** START Extracted information **
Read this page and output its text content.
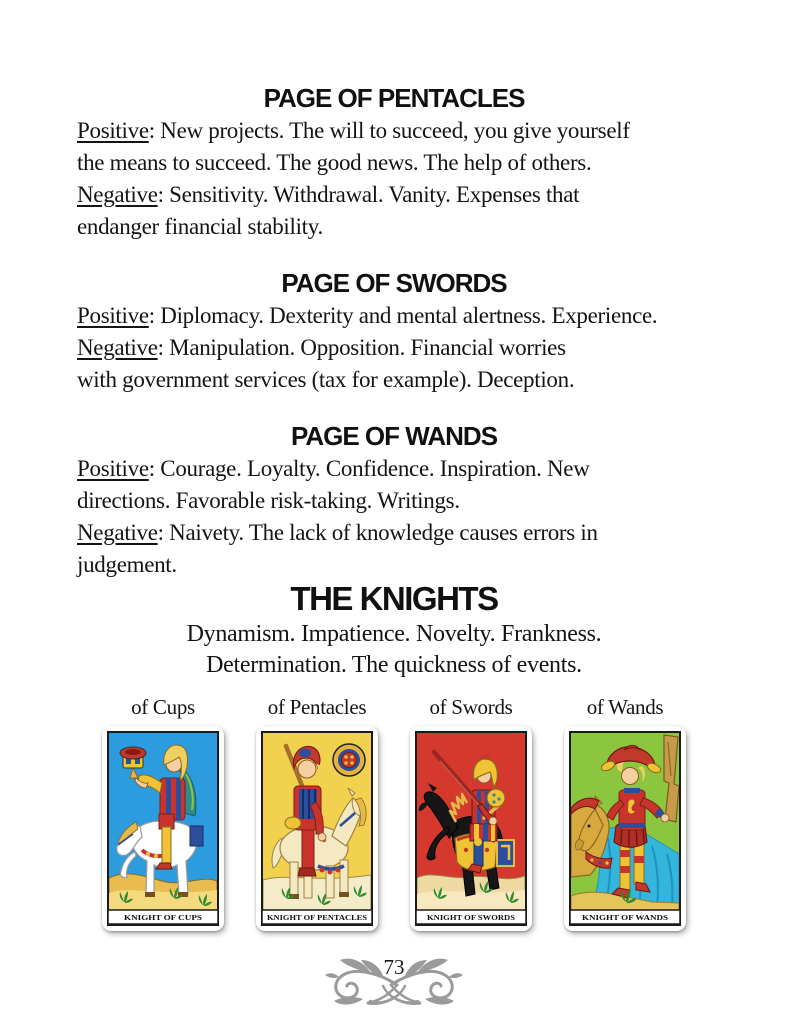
PAGE OF PENTACLES
Positive: New projects. The will to succeed, you give yourself
the means to succeed. The good news. The help of others.
Negative: Sensitivity. Withdrawal. Vanity. Expenses that
endanger financial stability.
PAGE OF SWORDS
Positive: Diplomacy. Dexterity and mental alertness. Experience.
Negative: Manipulation. Opposition. Financial worries
with government services (tax for example). Deception.
PAGE OF WANDS
Positive: Courage. Loyalty. Confidence. Inspiration. New
directions. Favorable risk-taking. Writings.
Negative: Naivety. The lack of knowledge causes errors in
judgement.
THE KNIGHTS
Dynamism. Impatience. Novelty. Frankness.
Determination. The quickness of events.
of Cups
KNIGHT OF CUPS
of Pentacles
KNIGHT OF PENTACLES
of Swords
KNIGHT OF SWORDS
of Wands
KNIGHT OF WANDS
73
** END Extracted information **
Find the word "Positive" in the data and copy out each line where it turns up.

Positive: New projects. The will to succeed, you give yourself
Positive: Diplomacy. Dexterity and mental alertness. Experience.
Positive: Courage. Loyalty. Confidence. Inspiration. New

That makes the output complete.